Stored data entries

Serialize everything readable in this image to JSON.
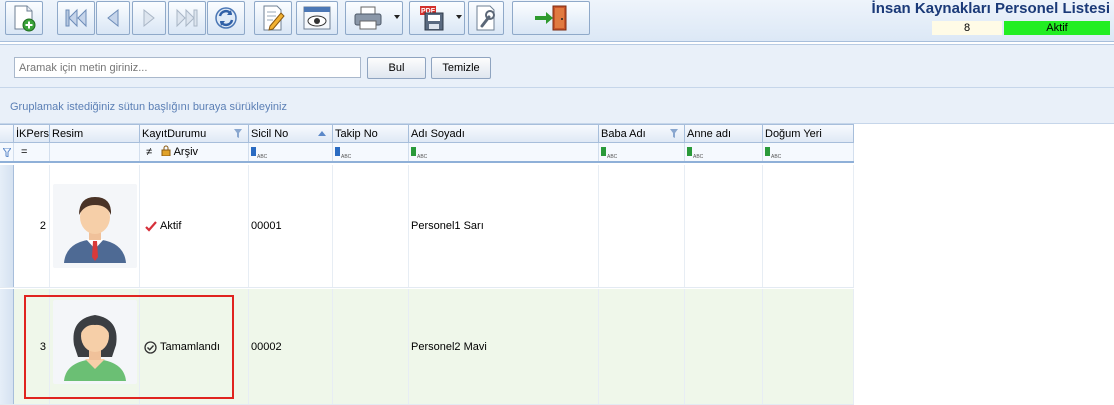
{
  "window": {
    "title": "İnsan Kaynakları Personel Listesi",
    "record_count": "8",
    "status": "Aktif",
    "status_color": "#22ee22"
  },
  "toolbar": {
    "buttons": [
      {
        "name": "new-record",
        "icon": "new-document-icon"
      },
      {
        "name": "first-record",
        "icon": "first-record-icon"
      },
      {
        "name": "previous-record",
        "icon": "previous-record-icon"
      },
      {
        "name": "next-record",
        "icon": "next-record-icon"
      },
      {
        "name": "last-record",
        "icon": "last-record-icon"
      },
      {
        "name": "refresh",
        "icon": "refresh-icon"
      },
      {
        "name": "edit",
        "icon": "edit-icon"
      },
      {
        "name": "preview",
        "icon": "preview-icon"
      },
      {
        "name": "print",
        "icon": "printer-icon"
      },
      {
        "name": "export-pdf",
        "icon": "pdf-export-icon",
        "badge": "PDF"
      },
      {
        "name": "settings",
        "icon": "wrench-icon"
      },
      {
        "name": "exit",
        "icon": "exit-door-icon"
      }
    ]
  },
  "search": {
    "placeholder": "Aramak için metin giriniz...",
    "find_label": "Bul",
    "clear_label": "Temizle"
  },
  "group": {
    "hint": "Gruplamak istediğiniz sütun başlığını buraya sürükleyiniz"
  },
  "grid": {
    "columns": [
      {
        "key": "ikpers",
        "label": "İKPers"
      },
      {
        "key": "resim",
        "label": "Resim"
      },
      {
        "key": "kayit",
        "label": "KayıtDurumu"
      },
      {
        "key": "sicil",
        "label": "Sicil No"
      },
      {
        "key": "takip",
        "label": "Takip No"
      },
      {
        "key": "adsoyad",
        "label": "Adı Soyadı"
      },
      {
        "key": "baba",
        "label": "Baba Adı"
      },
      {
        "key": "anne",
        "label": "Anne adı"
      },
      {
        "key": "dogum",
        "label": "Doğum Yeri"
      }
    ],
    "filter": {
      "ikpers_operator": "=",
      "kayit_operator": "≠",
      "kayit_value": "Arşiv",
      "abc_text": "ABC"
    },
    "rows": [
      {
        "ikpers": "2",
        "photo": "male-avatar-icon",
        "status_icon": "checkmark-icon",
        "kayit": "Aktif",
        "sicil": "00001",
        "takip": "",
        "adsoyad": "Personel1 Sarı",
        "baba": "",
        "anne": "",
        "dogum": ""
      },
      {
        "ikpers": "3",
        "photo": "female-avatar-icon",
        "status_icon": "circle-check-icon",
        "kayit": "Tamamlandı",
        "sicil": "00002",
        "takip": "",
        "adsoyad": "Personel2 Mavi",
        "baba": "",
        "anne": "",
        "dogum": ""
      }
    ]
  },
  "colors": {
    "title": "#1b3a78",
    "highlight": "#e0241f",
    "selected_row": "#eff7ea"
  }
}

* * *

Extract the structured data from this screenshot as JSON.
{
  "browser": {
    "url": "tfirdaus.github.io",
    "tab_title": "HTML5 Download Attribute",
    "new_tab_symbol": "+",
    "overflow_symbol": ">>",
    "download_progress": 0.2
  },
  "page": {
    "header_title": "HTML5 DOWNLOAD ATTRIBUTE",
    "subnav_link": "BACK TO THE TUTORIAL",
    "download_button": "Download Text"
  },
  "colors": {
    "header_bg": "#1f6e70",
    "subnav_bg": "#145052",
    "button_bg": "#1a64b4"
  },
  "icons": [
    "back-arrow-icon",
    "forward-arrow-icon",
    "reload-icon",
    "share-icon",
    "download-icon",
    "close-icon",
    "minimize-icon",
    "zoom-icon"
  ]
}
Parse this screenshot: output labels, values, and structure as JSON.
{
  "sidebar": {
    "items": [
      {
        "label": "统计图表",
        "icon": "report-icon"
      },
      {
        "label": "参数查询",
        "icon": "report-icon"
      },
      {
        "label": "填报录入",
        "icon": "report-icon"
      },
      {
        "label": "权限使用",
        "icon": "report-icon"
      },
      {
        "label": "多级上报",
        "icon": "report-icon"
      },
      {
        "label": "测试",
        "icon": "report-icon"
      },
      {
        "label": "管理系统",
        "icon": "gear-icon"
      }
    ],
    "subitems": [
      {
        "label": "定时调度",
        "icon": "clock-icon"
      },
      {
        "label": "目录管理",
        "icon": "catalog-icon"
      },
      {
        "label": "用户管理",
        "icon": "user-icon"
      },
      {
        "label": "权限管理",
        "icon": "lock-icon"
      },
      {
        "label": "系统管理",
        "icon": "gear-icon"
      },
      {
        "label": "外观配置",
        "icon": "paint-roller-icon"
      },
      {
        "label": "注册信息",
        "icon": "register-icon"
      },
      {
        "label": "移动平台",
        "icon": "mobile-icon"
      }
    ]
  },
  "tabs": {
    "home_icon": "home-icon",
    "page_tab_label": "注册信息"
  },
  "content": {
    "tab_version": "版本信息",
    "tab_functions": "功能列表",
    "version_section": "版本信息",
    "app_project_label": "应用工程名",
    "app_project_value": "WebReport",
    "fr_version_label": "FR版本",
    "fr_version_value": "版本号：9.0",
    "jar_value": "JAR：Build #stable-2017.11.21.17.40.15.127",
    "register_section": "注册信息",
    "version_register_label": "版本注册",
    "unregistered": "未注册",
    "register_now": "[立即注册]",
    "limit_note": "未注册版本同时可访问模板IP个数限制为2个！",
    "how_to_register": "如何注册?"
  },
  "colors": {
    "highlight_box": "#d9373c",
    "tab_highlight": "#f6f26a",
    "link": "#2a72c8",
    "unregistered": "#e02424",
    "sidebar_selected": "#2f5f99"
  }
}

### WHAT IS ASKED:
State how many lines of the material contain the string "avatar", with no other words.

### RESPONSE TO THE EXERCISE:
2